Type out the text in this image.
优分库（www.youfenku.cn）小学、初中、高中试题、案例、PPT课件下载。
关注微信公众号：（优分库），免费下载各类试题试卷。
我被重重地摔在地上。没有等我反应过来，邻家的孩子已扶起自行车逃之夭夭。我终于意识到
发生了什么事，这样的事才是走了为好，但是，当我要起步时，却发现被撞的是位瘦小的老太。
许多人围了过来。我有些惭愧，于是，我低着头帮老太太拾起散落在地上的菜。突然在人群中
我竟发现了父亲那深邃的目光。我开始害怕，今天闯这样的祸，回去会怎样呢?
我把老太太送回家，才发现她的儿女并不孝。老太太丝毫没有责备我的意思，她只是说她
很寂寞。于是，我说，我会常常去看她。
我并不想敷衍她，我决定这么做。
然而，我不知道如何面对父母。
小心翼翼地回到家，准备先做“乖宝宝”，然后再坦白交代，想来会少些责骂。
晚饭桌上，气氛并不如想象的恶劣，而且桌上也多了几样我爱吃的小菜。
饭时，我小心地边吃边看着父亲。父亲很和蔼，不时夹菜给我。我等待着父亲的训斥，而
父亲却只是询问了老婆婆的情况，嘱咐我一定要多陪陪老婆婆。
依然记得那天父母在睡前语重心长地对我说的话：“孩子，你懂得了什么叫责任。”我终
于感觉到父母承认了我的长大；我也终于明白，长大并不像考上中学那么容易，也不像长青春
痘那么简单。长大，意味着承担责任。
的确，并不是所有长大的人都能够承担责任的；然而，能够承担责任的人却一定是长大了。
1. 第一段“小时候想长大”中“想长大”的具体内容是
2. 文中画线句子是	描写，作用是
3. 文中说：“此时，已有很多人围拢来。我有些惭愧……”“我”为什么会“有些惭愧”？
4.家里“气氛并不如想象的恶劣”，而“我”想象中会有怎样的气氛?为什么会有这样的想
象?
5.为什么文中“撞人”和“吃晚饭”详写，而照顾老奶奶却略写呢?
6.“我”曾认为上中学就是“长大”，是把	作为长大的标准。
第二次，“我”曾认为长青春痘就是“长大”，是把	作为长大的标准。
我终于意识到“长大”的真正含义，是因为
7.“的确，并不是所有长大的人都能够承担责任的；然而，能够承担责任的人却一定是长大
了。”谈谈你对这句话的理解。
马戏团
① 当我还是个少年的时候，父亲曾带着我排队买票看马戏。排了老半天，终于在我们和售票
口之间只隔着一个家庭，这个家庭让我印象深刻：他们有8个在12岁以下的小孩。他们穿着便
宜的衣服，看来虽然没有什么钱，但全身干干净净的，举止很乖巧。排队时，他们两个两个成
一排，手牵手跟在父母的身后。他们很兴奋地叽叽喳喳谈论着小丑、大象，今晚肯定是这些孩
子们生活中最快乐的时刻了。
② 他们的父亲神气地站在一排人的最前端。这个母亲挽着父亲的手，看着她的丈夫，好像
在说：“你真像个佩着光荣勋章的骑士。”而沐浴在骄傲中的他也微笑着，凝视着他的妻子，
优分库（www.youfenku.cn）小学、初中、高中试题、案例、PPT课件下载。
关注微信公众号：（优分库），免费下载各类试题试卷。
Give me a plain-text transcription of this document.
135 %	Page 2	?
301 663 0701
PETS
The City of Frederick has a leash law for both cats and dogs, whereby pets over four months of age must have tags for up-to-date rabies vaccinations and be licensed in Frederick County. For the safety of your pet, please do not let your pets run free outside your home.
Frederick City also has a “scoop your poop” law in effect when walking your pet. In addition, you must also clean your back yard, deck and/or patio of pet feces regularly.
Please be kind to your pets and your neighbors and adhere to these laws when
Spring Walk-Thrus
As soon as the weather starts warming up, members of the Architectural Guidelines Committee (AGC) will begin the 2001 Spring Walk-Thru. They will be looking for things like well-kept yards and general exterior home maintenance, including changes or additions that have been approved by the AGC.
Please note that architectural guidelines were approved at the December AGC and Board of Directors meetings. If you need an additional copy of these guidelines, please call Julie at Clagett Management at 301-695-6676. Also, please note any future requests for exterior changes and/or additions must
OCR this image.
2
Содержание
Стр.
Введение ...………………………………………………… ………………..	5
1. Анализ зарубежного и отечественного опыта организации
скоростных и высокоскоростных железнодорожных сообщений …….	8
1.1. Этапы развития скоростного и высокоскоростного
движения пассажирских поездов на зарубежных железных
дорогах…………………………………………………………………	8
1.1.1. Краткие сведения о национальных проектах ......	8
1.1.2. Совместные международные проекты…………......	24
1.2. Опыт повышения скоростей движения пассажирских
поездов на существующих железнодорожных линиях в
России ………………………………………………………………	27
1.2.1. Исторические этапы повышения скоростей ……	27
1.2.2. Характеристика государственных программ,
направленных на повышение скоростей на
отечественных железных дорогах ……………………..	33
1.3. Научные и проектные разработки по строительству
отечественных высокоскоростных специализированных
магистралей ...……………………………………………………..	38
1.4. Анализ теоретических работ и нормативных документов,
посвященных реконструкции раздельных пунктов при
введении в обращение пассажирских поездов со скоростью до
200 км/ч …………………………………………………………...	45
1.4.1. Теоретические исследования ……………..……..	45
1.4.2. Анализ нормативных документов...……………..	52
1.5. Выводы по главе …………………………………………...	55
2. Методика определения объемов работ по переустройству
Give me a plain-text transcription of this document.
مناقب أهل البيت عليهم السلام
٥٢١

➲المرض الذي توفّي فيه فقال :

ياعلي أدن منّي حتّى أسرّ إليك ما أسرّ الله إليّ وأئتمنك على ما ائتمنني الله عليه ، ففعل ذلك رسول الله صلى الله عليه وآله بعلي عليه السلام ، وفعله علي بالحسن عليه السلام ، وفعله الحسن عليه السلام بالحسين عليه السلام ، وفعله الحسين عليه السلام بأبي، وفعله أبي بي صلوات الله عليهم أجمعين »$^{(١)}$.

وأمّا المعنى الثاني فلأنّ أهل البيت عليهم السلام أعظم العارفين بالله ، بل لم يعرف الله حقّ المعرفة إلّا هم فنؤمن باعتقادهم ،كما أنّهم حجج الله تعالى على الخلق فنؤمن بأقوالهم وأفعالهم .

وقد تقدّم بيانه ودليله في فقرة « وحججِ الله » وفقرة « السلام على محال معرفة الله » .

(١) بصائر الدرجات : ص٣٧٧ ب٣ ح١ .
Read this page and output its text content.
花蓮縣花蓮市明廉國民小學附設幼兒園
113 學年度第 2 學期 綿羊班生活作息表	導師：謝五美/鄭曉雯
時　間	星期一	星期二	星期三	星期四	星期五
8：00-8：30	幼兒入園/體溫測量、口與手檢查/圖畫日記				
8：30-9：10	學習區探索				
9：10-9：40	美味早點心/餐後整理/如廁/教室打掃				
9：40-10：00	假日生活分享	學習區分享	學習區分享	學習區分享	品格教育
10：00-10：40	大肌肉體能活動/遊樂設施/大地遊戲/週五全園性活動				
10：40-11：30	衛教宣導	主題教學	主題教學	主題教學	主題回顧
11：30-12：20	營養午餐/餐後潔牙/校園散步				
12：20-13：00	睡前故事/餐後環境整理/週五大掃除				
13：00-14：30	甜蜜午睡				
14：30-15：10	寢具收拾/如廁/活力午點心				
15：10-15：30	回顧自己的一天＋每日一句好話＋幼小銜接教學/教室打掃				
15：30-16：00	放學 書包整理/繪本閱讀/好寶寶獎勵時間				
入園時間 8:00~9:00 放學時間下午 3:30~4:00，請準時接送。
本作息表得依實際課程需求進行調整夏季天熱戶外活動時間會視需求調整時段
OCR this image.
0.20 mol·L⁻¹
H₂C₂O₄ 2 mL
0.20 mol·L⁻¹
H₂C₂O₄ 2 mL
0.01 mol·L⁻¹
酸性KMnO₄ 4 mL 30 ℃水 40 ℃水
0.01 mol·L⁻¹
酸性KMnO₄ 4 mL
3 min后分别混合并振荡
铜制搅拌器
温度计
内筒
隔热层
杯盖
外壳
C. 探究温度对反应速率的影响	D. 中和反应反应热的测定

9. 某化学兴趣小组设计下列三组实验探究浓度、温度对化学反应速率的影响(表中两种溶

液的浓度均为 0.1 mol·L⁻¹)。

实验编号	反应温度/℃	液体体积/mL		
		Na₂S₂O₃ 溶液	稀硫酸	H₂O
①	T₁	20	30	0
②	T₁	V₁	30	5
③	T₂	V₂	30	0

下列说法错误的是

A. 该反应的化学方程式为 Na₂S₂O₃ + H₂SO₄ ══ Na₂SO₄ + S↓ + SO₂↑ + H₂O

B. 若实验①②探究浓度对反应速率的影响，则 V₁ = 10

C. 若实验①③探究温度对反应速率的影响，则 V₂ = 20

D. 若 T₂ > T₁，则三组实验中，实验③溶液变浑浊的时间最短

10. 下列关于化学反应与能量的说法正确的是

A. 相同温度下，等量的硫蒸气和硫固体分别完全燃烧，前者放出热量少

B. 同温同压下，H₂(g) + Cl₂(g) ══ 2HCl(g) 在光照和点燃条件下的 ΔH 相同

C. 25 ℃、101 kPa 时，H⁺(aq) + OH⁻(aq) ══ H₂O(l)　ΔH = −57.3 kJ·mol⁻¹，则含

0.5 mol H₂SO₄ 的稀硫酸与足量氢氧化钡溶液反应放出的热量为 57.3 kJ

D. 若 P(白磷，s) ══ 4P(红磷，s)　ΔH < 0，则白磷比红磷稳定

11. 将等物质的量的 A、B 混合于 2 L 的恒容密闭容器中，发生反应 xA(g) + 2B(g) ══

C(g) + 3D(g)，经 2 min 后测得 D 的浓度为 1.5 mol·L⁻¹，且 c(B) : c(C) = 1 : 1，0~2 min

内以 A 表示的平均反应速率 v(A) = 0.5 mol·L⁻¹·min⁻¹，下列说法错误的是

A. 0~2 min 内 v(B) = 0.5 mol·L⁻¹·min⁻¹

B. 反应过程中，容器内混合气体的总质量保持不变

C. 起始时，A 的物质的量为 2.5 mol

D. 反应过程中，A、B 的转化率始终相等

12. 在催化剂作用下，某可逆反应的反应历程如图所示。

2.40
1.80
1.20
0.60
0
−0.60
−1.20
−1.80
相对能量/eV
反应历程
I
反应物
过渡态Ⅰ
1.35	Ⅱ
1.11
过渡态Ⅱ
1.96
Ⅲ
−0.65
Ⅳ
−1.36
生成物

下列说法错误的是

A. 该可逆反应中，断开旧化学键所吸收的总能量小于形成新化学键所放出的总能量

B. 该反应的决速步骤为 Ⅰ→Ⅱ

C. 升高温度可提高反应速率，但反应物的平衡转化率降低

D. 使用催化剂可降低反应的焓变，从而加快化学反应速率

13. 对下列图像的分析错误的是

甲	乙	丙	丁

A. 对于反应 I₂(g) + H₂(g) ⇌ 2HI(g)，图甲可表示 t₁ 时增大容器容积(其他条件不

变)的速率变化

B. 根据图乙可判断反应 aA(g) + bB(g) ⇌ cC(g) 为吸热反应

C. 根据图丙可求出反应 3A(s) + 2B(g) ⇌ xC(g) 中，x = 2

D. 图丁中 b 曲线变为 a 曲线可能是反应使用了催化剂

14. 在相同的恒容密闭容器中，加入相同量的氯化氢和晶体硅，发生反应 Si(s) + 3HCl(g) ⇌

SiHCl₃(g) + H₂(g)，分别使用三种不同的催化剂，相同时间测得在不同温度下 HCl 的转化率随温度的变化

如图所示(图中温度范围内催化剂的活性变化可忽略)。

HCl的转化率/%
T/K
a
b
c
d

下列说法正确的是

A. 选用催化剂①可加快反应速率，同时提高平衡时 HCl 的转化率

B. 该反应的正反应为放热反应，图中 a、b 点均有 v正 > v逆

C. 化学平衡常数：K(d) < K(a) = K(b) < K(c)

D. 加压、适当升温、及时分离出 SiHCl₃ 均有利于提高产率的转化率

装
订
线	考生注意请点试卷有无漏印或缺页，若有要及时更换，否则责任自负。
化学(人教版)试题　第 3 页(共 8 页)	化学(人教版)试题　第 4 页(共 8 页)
..............................
▶ **Problem details**
In the entries above, locate every line with the word "скоростей" and copy it.

▶ **Solution to this problem**
1.2. Опыт повышения скоростей движения пассажирских
1.2.1. Исторические этапы повышения скоростей ……	27
направленных на повышение скоростей на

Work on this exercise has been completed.